Given problem
Reproduce the entries word for word, and omit any picture you find in them.
####################
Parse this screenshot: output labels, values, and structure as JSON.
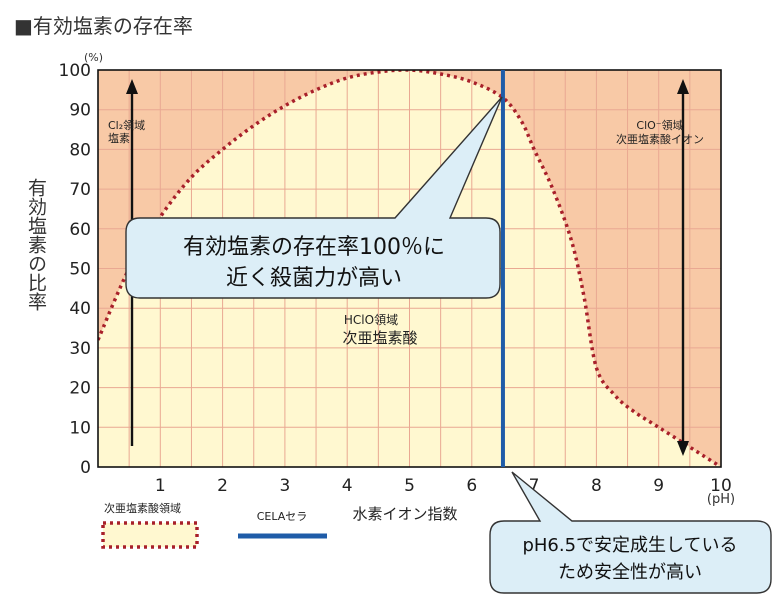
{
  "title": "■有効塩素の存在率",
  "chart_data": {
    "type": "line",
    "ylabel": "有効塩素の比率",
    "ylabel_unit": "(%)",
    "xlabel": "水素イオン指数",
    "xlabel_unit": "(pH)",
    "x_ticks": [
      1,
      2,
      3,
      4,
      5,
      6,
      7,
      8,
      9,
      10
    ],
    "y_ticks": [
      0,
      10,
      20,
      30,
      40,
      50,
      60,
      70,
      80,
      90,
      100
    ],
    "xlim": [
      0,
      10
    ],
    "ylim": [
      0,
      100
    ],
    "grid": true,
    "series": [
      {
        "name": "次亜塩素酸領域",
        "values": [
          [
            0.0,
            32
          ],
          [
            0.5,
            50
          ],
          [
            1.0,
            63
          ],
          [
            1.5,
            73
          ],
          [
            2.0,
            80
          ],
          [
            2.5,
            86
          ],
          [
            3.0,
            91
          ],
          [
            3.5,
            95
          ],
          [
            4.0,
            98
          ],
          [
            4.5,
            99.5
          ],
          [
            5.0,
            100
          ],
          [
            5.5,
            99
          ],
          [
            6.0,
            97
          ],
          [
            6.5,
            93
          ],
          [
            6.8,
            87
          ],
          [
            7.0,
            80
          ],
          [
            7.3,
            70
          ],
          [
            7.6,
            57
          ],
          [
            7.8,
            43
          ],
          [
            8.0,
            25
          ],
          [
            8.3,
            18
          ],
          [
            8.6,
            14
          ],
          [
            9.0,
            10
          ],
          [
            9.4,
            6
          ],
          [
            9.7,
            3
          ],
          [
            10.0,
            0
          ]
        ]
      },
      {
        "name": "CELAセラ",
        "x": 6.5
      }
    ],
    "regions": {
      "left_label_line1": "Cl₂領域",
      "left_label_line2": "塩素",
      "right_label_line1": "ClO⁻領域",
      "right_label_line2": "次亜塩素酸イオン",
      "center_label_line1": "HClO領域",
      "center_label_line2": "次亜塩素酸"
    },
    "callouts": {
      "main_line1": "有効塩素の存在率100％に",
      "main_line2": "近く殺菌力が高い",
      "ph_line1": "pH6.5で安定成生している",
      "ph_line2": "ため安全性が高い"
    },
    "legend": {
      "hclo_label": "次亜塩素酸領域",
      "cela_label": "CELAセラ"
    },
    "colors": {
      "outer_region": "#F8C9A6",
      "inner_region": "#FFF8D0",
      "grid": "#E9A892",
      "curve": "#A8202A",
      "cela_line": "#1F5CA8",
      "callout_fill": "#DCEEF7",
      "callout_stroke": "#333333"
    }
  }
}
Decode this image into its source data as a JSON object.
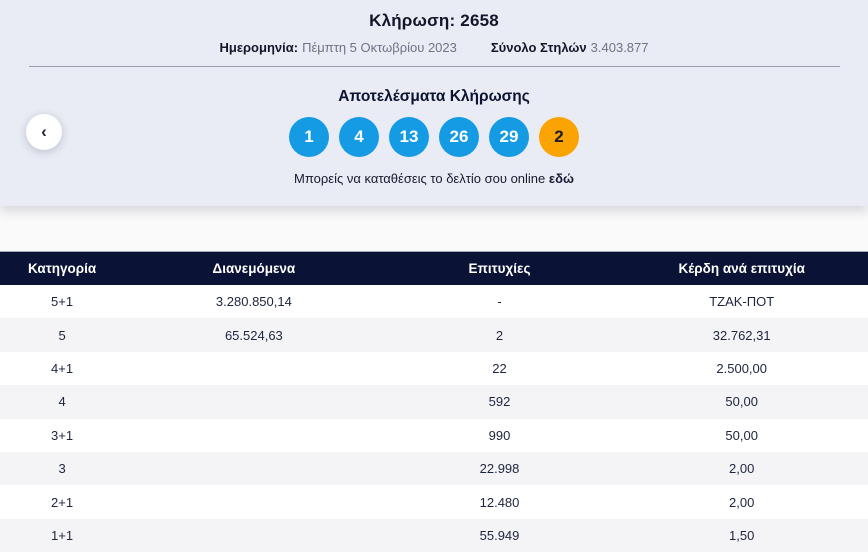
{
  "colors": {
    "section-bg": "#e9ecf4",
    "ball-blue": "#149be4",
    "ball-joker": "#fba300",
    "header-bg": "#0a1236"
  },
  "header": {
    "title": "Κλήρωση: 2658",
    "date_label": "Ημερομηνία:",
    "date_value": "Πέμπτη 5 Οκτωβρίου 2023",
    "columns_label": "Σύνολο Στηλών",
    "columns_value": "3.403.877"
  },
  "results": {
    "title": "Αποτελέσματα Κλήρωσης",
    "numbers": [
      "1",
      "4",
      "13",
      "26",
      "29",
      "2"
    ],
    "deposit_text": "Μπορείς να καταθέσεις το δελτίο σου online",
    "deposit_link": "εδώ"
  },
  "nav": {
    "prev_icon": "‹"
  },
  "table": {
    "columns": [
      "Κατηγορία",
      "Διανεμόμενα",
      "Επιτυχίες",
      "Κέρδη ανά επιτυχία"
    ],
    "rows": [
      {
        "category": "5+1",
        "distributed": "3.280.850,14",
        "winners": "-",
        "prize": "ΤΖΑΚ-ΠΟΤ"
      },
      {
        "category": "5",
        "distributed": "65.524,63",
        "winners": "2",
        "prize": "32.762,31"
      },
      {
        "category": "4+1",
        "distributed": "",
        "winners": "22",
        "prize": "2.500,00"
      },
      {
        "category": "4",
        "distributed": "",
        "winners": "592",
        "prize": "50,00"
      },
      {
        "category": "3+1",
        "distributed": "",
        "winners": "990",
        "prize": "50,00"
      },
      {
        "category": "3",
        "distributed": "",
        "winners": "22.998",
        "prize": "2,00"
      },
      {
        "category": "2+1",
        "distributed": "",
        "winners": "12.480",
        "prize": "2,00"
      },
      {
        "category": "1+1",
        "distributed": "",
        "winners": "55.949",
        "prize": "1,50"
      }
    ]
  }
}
####################
Task response
Parse this screenshot: output labels, values, and structure as JSON.
{
  "title": "■有効塩素の存在率",
  "chart_data": {
    "type": "line",
    "ylabel": "有効塩素の比率",
    "ylabel_unit": "(%)",
    "xlabel": "水素イオン指数",
    "xlabel_unit": "(pH)",
    "x_ticks": [
      1,
      2,
      3,
      4,
      5,
      6,
      7,
      8,
      9,
      10
    ],
    "y_ticks": [
      0,
      10,
      20,
      30,
      40,
      50,
      60,
      70,
      80,
      90,
      100
    ],
    "xlim": [
      0,
      10
    ],
    "ylim": [
      0,
      100
    ],
    "grid": true,
    "series": [
      {
        "name": "次亜塩素酸領域",
        "values": [
          [
            0.0,
            32
          ],
          [
            0.5,
            50
          ],
          [
            1.0,
            63
          ],
          [
            1.5,
            73
          ],
          [
            2.0,
            80
          ],
          [
            2.5,
            86
          ],
          [
            3.0,
            91
          ],
          [
            3.5,
            95
          ],
          [
            4.0,
            98
          ],
          [
            4.5,
            99.5
          ],
          [
            5.0,
            100
          ],
          [
            5.5,
            99
          ],
          [
            6.0,
            97
          ],
          [
            6.5,
            93
          ],
          [
            6.8,
            87
          ],
          [
            7.0,
            80
          ],
          [
            7.3,
            70
          ],
          [
            7.6,
            57
          ],
          [
            7.8,
            43
          ],
          [
            8.0,
            25
          ],
          [
            8.3,
            18
          ],
          [
            8.6,
            14
          ],
          [
            9.0,
            10
          ],
          [
            9.4,
            6
          ],
          [
            9.7,
            3
          ],
          [
            10.0,
            0
          ]
        ]
      },
      {
        "name": "CELAセラ",
        "x": 6.5
      }
    ],
    "regions": {
      "left_label_line1": "Cl₂領域",
      "left_label_line2": "塩素",
      "right_label_line1": "ClO⁻領域",
      "right_label_line2": "次亜塩素酸イオン",
      "center_label_line1": "HClO領域",
      "center_label_line2": "次亜塩素酸"
    },
    "callouts": {
      "main_line1": "有効塩素の存在率100％に",
      "main_line2": "近く殺菌力が高い",
      "ph_line1": "pH6.5で安定成生している",
      "ph_line2": "ため安全性が高い"
    },
    "legend": {
      "hclo_label": "次亜塩素酸領域",
      "cela_label": "CELAセラ"
    },
    "colors": {
      "outer_region": "#F8C9A6",
      "inner_region": "#FFF8D0",
      "grid": "#E9A892",
      "curve": "#A8202A",
      "cela_line": "#1F5CA8",
      "callout_fill": "#DCEEF7",
      "callout_stroke": "#333333"
    }
  }
}
Decode this image into its source data as a JSON object.
{
  "colors": {
    "section-bg": "#e9ecf4",
    "ball-blue": "#149be4",
    "ball-joker": "#fba300",
    "header-bg": "#0a1236"
  },
  "header": {
    "title": "Κλήρωση: 2658",
    "date_label": "Ημερομηνία:",
    "date_value": "Πέμπτη 5 Οκτωβρίου 2023",
    "columns_label": "Σύνολο Στηλών",
    "columns_value": "3.403.877"
  },
  "results": {
    "title": "Αποτελέσματα Κλήρωσης",
    "numbers": [
      "1",
      "4",
      "13",
      "26",
      "29",
      "2"
    ],
    "deposit_text": "Μπορείς να καταθέσεις το δελτίο σου online",
    "deposit_link": "εδώ"
  },
  "nav": {
    "prev_icon": "‹"
  },
  "table": {
    "columns": [
      "Κατηγορία",
      "Διανεμόμενα",
      "Επιτυχίες",
      "Κέρδη ανά επιτυχία"
    ],
    "rows": [
      {
        "category": "5+1",
        "distributed": "3.280.850,14",
        "winners": "-",
        "prize": "ΤΖΑΚ-ΠΟΤ"
      },
      {
        "category": "5",
        "distributed": "65.524,63",
        "winners": "2",
        "prize": "32.762,31"
      },
      {
        "category": "4+1",
        "distributed": "",
        "winners": "22",
        "prize": "2.500,00"
      },
      {
        "category": "4",
        "distributed": "",
        "winners": "592",
        "prize": "50,00"
      },
      {
        "category": "3+1",
        "distributed": "",
        "winners": "990",
        "prize": "50,00"
      },
      {
        "category": "3",
        "distributed": "",
        "winners": "22.998",
        "prize": "2,00"
      },
      {
        "category": "2+1",
        "distributed": "",
        "winners": "12.480",
        "prize": "2,00"
      },
      {
        "category": "1+1",
        "distributed": "",
        "winners": "55.949",
        "prize": "1,50"
      }
    ]
  }
}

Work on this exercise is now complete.